-- Start --
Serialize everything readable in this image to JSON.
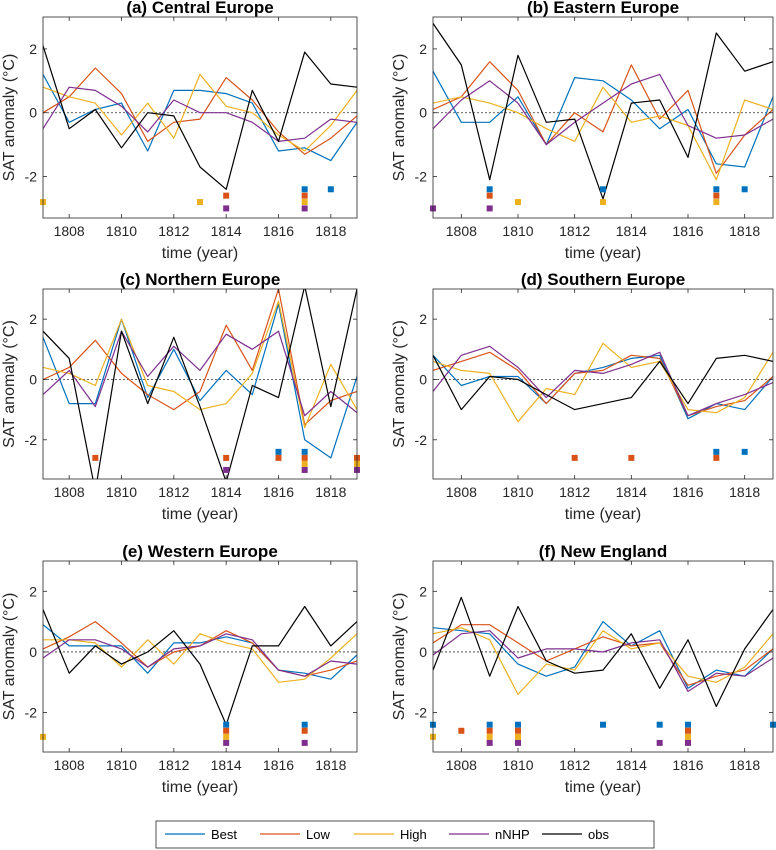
{
  "colors": {
    "Best": "#0072BD",
    "Low": "#D95319",
    "High": "#EDB120",
    "nNHP": "#7E2F8E",
    "obs": "#000000"
  },
  "legend": [
    "Best",
    "Low",
    "High",
    "nNHP",
    "obs"
  ],
  "chart_data": [
    {
      "type": "line",
      "title": "(a) Central Europe",
      "xlabel": "time (year)",
      "ylabel": "SAT anomaly (°C)",
      "xlim": [
        1807,
        1819
      ],
      "ylim": [
        -3.3,
        3
      ],
      "xticks": [
        1808,
        1810,
        1812,
        1814,
        1816,
        1818
      ],
      "yticks": [
        -2,
        0,
        2
      ],
      "x": [
        1807,
        1808,
        1809,
        1810,
        1811,
        1812,
        1813,
        1814,
        1815,
        1816,
        1817,
        1818,
        1819
      ],
      "series": [
        {
          "name": "Best",
          "values": [
            1.2,
            -0.3,
            0.1,
            0.3,
            -1.2,
            0.7,
            0.7,
            0.6,
            0.3,
            -1.2,
            -1.1,
            -1.5,
            -0.3
          ]
        },
        {
          "name": "Low",
          "values": [
            0,
            0.5,
            1.4,
            0.6,
            -0.9,
            -0.3,
            -0.2,
            1.1,
            0.4,
            -0.6,
            -1.3,
            -0.8,
            -0.1
          ]
        },
        {
          "name": "High",
          "values": [
            0.8,
            0.5,
            0.3,
            -0.7,
            0.3,
            -0.8,
            1.2,
            0.2,
            0,
            -0.7,
            -1.2,
            -0.4,
            0.7
          ]
        },
        {
          "name": "nNHP",
          "values": [
            -0.5,
            0.8,
            0.7,
            0.2,
            -0.6,
            0.4,
            0,
            0,
            -0.3,
            -0.9,
            -0.8,
            -0.2,
            -0.3
          ]
        },
        {
          "name": "obs",
          "values": [
            2.1,
            -0.5,
            0.1,
            -1.1,
            0,
            -0.1,
            -1.7,
            -2.4,
            0.7,
            -0.9,
            1.9,
            0.9,
            0.8
          ]
        }
      ],
      "markers": [
        {
          "name": "Best",
          "years": [
            1817,
            1818
          ]
        },
        {
          "name": "Low",
          "years": [
            1814,
            1817
          ]
        },
        {
          "name": "High",
          "years": [
            1807,
            1813,
            1817
          ]
        },
        {
          "name": "nNHP",
          "years": [
            1814,
            1817
          ]
        }
      ]
    },
    {
      "type": "line",
      "title": "(b) Eastern Europe",
      "xlabel": "time (year)",
      "ylabel": "SAT anomaly (°C)",
      "xlim": [
        1807,
        1819
      ],
      "ylim": [
        -3.3,
        3
      ],
      "xticks": [
        1808,
        1810,
        1812,
        1814,
        1816,
        1818
      ],
      "yticks": [
        -2,
        0,
        2
      ],
      "x": [
        1807,
        1808,
        1809,
        1810,
        1811,
        1812,
        1813,
        1814,
        1815,
        1816,
        1817,
        1818,
        1819
      ],
      "series": [
        {
          "name": "Best",
          "values": [
            1.3,
            -0.3,
            -0.3,
            0.5,
            -1,
            1.1,
            1,
            0.4,
            -0.5,
            0.1,
            -1.6,
            -1.7,
            0.5
          ]
        },
        {
          "name": "Low",
          "values": [
            0.1,
            0.5,
            1.6,
            0.7,
            -1,
            0,
            -0.6,
            1.5,
            -0.2,
            0.7,
            -1.9,
            -0.7,
            0.1
          ]
        },
        {
          "name": "High",
          "values": [
            0.3,
            0.5,
            0.3,
            0,
            -0.5,
            -0.9,
            0.8,
            -0.3,
            -0.1,
            -0.4,
            -2.1,
            0.4,
            0.1
          ]
        },
        {
          "name": "nNHP",
          "values": [
            -0.5,
            0.4,
            1,
            0.3,
            -1,
            -0.3,
            0.3,
            0.9,
            1.2,
            -0.4,
            -0.8,
            -0.7,
            -0.2
          ]
        },
        {
          "name": "obs",
          "values": [
            2.8,
            1.5,
            -2.1,
            1.8,
            -0.3,
            -0.2,
            -2.7,
            0.3,
            0.4,
            -1.4,
            2.5,
            1.3,
            1.6
          ]
        }
      ],
      "markers": [
        {
          "name": "Best",
          "years": [
            1809,
            1813,
            1817,
            1818
          ]
        },
        {
          "name": "Low",
          "years": [
            1809,
            1817
          ]
        },
        {
          "name": "High",
          "years": [
            1810,
            1813,
            1817
          ]
        },
        {
          "name": "nNHP",
          "years": [
            1807,
            1809
          ]
        }
      ]
    },
    {
      "type": "line",
      "title": "(c) Northern Europe",
      "xlabel": "time (year)",
      "ylabel": "SAT anomaly (°C)",
      "xlim": [
        1807,
        1819
      ],
      "ylim": [
        -3.3,
        3
      ],
      "xticks": [
        1808,
        1810,
        1812,
        1814,
        1816,
        1818
      ],
      "yticks": [
        -2,
        0,
        2
      ],
      "x": [
        1807,
        1808,
        1809,
        1810,
        1811,
        1812,
        1813,
        1814,
        1815,
        1816,
        1817,
        1818,
        1819
      ],
      "series": [
        {
          "name": "Best",
          "values": [
            1.4,
            -0.8,
            -0.8,
            2,
            -0.6,
            1,
            -0.7,
            0.3,
            -0.5,
            2.5,
            -2,
            -2.6,
            0.1
          ]
        },
        {
          "name": "Low",
          "values": [
            0,
            0.4,
            1.3,
            0.2,
            -0.5,
            -1,
            -0.4,
            1.8,
            0.3,
            3,
            -1.5,
            -0.7,
            -0.4
          ]
        },
        {
          "name": "High",
          "values": [
            0.4,
            0.2,
            -0.2,
            2,
            -0.2,
            -0.4,
            -1,
            -0.8,
            0.2,
            2.6,
            -1.6,
            0.5,
            -1
          ]
        },
        {
          "name": "nNHP",
          "values": [
            -0.5,
            0.3,
            -0.9,
            1.6,
            0.1,
            1.1,
            0.3,
            1.5,
            1,
            1.6,
            -1.2,
            -0.4,
            -1.1
          ]
        },
        {
          "name": "obs",
          "values": [
            1.6,
            0.7,
            -3.7,
            1.6,
            -0.8,
            1.4,
            -0.9,
            -3.4,
            -0.2,
            -0.6,
            3.1,
            -0.9,
            3
          ]
        }
      ],
      "markers": [
        {
          "name": "Best",
          "years": [
            1816,
            1817
          ]
        },
        {
          "name": "Low",
          "years": [
            1809,
            1814,
            1816,
            1817,
            1819
          ]
        },
        {
          "name": "High",
          "years": [
            1817,
            1819
          ]
        },
        {
          "name": "nNHP",
          "years": [
            1814,
            1817,
            1819
          ]
        }
      ]
    },
    {
      "type": "line",
      "title": "(d) Southern Europe",
      "xlabel": "time (year)",
      "ylabel": "SAT anomaly (°C)",
      "xlim": [
        1807,
        1819
      ],
      "ylim": [
        -3.3,
        3
      ],
      "xticks": [
        1808,
        1810,
        1812,
        1814,
        1816,
        1818
      ],
      "yticks": [
        -2,
        0,
        2
      ],
      "x": [
        1807,
        1808,
        1809,
        1810,
        1811,
        1812,
        1813,
        1814,
        1815,
        1816,
        1817,
        1818,
        1819
      ],
      "series": [
        {
          "name": "Best",
          "values": [
            0.8,
            -0.2,
            0.1,
            0.1,
            -0.8,
            0.2,
            0.4,
            0.7,
            0.8,
            -1.3,
            -0.8,
            -1,
            0.1
          ]
        },
        {
          "name": "Low",
          "values": [
            0.3,
            0.6,
            0.9,
            0.3,
            -0.8,
            0.2,
            0.3,
            0.8,
            0.7,
            -1.2,
            -0.9,
            -0.7,
            0.1
          ]
        },
        {
          "name": "High",
          "values": [
            0.6,
            0.3,
            0.2,
            -1.4,
            -0.3,
            -0.5,
            1.2,
            0.4,
            0.6,
            -1,
            -1.1,
            -0.6,
            0.9
          ]
        },
        {
          "name": "nNHP",
          "values": [
            -0.4,
            0.8,
            1.1,
            0.4,
            -0.6,
            0.3,
            0.2,
            0.5,
            0.9,
            -1.2,
            -0.8,
            -0.5,
            -0.1
          ]
        },
        {
          "name": "obs",
          "values": [
            0.8,
            -1,
            0.1,
            0,
            -0.5,
            -1,
            -0.8,
            -0.6,
            0.6,
            -0.8,
            0.7,
            0.8,
            0.6
          ]
        }
      ],
      "markers": [
        {
          "name": "Best",
          "years": [
            1817,
            1818
          ]
        },
        {
          "name": "Low",
          "years": [
            1812,
            1814,
            1817
          ]
        }
      ]
    },
    {
      "type": "line",
      "title": "(e) Western Europe",
      "xlabel": "time (year)",
      "ylabel": "SAT anomaly (°C)",
      "xlim": [
        1807,
        1819
      ],
      "ylim": [
        -3.3,
        3
      ],
      "xticks": [
        1808,
        1810,
        1812,
        1814,
        1816,
        1818
      ],
      "yticks": [
        -2,
        0,
        2
      ],
      "x": [
        1807,
        1808,
        1809,
        1810,
        1811,
        1812,
        1813,
        1814,
        1815,
        1816,
        1817,
        1818,
        1819
      ],
      "series": [
        {
          "name": "Best",
          "values": [
            0.9,
            0.2,
            0.2,
            0.2,
            -0.7,
            0.3,
            0.3,
            0.5,
            0.3,
            -0.6,
            -0.7,
            -0.9,
            -0.1
          ]
        },
        {
          "name": "Low",
          "values": [
            0.1,
            0.5,
            1,
            0.3,
            -0.5,
            0,
            0.2,
            0.7,
            0.3,
            -0.6,
            -0.8,
            -0.6,
            -0.3
          ]
        },
        {
          "name": "High",
          "values": [
            0.4,
            0.4,
            0.3,
            -0.5,
            0.4,
            -0.4,
            0.6,
            0.3,
            0.1,
            -1,
            -0.9,
            -0.2,
            0.6
          ]
        },
        {
          "name": "nNHP",
          "values": [
            -0.2,
            0.4,
            0.4,
            0.1,
            -0.5,
            0.1,
            0.2,
            0.6,
            0.4,
            -0.6,
            -0.8,
            -0.3,
            -0.4
          ]
        },
        {
          "name": "obs",
          "values": [
            1.4,
            -0.7,
            0.2,
            -0.4,
            0,
            0.7,
            -0.4,
            -2.4,
            0.2,
            0.2,
            1.5,
            0.2,
            1
          ]
        }
      ],
      "markers": [
        {
          "name": "Best",
          "years": [
            1814,
            1817
          ]
        },
        {
          "name": "Low",
          "years": [
            1814,
            1817
          ]
        },
        {
          "name": "High",
          "years": [
            1807,
            1814
          ]
        },
        {
          "name": "nNHP",
          "years": [
            1814,
            1817
          ]
        }
      ]
    },
    {
      "type": "line",
      "title": "(f) New England",
      "xlabel": "time (year)",
      "ylabel": "SAT anomaly (°C)",
      "xlim": [
        1807,
        1819
      ],
      "ylim": [
        -3.3,
        3
      ],
      "xticks": [
        1808,
        1810,
        1812,
        1814,
        1816,
        1818
      ],
      "yticks": [
        -2,
        0,
        2
      ],
      "x": [
        1807,
        1808,
        1809,
        1810,
        1811,
        1812,
        1813,
        1814,
        1815,
        1816,
        1817,
        1818,
        1819
      ],
      "series": [
        {
          "name": "Best",
          "values": [
            0.8,
            0.7,
            0.6,
            -0.4,
            -0.8,
            -0.5,
            1,
            0.2,
            0.7,
            -1.2,
            -0.6,
            -0.8,
            0.1
          ]
        },
        {
          "name": "Low",
          "values": [
            0.3,
            0.9,
            0.9,
            0.3,
            -0.3,
            0.1,
            0.5,
            0.2,
            0.3,
            -1.1,
            -0.8,
            -0.6,
            0.1
          ]
        },
        {
          "name": "High",
          "values": [
            0.6,
            0.8,
            0.4,
            -1.4,
            -0.4,
            -0.6,
            0.7,
            0.1,
            0.3,
            -0.8,
            -1,
            -0.5,
            0.6
          ]
        },
        {
          "name": "nNHP",
          "values": [
            -0.1,
            0.6,
            0.7,
            -0.2,
            0.1,
            0.1,
            0,
            0.3,
            0.4,
            -1.3,
            -0.7,
            -0.8,
            -0.2
          ]
        },
        {
          "name": "obs",
          "values": [
            -0.6,
            1.8,
            -0.8,
            1.5,
            -0.3,
            -0.7,
            -0.6,
            0.6,
            -1.2,
            0.4,
            -1.8,
            0.1,
            1.4
          ]
        }
      ],
      "markers": [
        {
          "name": "Best",
          "years": [
            1807,
            1809,
            1810,
            1813,
            1815,
            1816,
            1819
          ]
        },
        {
          "name": "Low",
          "years": [
            1808,
            1809,
            1810,
            1816
          ]
        },
        {
          "name": "High",
          "years": [
            1807,
            1809,
            1810,
            1816
          ]
        },
        {
          "name": "nNHP",
          "years": [
            1809,
            1810,
            1815,
            1816
          ]
        }
      ]
    }
  ]
}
-- End --
Copy out all lines from the material above that contain the string "title".

Right answer:
      "title": "(a) Central Europe",
      "title": "(b) Eastern Europe",
      "title": "(c) Northern Europe",
      "title": "(d) Southern Europe",
      "title": "(e) Western Europe",
      "title": "(f) New England",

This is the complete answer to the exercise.